→ **Stated exercise**
Reproduce the listing below without any change.

→ **Working data**
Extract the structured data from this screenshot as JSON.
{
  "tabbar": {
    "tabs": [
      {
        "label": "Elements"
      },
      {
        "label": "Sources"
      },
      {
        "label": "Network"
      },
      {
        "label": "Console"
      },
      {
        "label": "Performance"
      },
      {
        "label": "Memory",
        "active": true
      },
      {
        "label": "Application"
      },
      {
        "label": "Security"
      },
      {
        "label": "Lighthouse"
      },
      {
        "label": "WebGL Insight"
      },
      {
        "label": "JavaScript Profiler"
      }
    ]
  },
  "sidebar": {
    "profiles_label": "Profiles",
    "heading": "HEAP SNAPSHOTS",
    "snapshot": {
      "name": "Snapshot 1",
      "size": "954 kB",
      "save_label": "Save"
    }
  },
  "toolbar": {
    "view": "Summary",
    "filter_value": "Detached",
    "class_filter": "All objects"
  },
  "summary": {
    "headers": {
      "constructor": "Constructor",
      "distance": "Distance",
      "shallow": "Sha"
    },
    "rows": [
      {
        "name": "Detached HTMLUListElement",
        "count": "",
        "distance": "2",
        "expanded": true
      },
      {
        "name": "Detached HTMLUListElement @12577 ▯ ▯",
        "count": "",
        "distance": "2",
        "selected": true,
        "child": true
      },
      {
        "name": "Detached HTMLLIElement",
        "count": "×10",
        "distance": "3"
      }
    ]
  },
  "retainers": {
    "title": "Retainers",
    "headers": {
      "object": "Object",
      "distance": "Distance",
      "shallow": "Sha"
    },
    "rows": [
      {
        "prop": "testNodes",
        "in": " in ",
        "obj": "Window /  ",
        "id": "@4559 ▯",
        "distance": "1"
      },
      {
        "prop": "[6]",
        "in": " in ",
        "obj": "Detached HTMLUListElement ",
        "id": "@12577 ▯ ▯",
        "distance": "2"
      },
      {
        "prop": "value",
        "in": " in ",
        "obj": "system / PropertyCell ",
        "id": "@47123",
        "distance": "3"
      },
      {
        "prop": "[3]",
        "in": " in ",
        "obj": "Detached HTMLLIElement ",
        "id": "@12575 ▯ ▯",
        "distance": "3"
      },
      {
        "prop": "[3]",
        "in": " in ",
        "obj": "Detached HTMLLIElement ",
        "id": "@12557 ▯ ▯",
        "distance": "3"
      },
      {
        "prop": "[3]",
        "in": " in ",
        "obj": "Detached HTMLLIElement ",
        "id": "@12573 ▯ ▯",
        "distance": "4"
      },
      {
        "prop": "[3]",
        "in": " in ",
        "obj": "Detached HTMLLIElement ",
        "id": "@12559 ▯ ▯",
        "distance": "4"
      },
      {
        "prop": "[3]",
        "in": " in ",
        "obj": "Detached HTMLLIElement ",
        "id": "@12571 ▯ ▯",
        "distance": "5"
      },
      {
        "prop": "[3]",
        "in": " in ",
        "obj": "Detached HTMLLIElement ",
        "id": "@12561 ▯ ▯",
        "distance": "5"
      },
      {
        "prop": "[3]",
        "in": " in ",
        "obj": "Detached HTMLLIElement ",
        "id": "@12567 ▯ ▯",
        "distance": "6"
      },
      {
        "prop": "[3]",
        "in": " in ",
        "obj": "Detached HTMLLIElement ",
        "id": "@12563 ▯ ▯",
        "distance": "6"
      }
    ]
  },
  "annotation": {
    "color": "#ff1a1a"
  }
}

→ **Exercise solution**
Extract the structured data from this screenshot as JSON.
{
  "tabbar": {
    "tabs": [
      {
        "label": "Elements"
      },
      {
        "label": "Sources"
      },
      {
        "label": "Network"
      },
      {
        "label": "Console"
      },
      {
        "label": "Performance"
      },
      {
        "label": "Memory",
        "active": true
      },
      {
        "label": "Application"
      },
      {
        "label": "Security"
      },
      {
        "label": "Lighthouse"
      },
      {
        "label": "WebGL Insight"
      },
      {
        "label": "JavaScript Profiler"
      }
    ]
  },
  "sidebar": {
    "profiles_label": "Profiles",
    "heading": "HEAP SNAPSHOTS",
    "snapshot": {
      "name": "Snapshot 1",
      "size": "954 kB",
      "save_label": "Save"
    }
  },
  "toolbar": {
    "view": "Summary",
    "filter_value": "Detached",
    "class_filter": "All objects"
  },
  "summary": {
    "headers": {
      "constructor": "Constructor",
      "distance": "Distance",
      "shallow": "Sha"
    },
    "rows": [
      {
        "name": "Detached HTMLUListElement",
        "count": "",
        "distance": "2",
        "expanded": true
      },
      {
        "name": "Detached HTMLUListElement @12577 ▯ ▯",
        "count": "",
        "distance": "2",
        "selected": true,
        "child": true
      },
      {
        "name": "Detached HTMLLIElement",
        "count": "×10",
        "distance": "3"
      }
    ]
  },
  "retainers": {
    "title": "Retainers",
    "headers": {
      "object": "Object",
      "distance": "Distance",
      "shallow": "Sha"
    },
    "rows": [
      {
        "prop": "testNodes",
        "in": " in ",
        "obj": "Window /  ",
        "id": "@4559 ▯",
        "distance": "1"
      },
      {
        "prop": "[6]",
        "in": " in ",
        "obj": "Detached HTMLUListElement ",
        "id": "@12577 ▯ ▯",
        "distance": "2"
      },
      {
        "prop": "value",
        "in": " in ",
        "obj": "system / PropertyCell ",
        "id": "@47123",
        "distance": "3"
      },
      {
        "prop": "[3]",
        "in": " in ",
        "obj": "Detached HTMLLIElement ",
        "id": "@12575 ▯ ▯",
        "distance": "3"
      },
      {
        "prop": "[3]",
        "in": " in ",
        "obj": "Detached HTMLLIElement ",
        "id": "@12557 ▯ ▯",
        "distance": "3"
      },
      {
        "prop": "[3]",
        "in": " in ",
        "obj": "Detached HTMLLIElement ",
        "id": "@12573 ▯ ▯",
        "distance": "4"
      },
      {
        "prop": "[3]",
        "in": " in ",
        "obj": "Detached HTMLLIElement ",
        "id": "@12559 ▯ ▯",
        "distance": "4"
      },
      {
        "prop": "[3]",
        "in": " in ",
        "obj": "Detached HTMLLIElement ",
        "id": "@12571 ▯ ▯",
        "distance": "5"
      },
      {
        "prop": "[3]",
        "in": " in ",
        "obj": "Detached HTMLLIElement ",
        "id": "@12561 ▯ ▯",
        "distance": "5"
      },
      {
        "prop": "[3]",
        "in": " in ",
        "obj": "Detached HTMLLIElement ",
        "id": "@12567 ▯ ▯",
        "distance": "6"
      },
      {
        "prop": "[3]",
        "in": " in ",
        "obj": "Detached HTMLLIElement ",
        "id": "@12563 ▯ ▯",
        "distance": "6"
      }
    ]
  },
  "annotation": {
    "color": "#ff1a1a"
  }
}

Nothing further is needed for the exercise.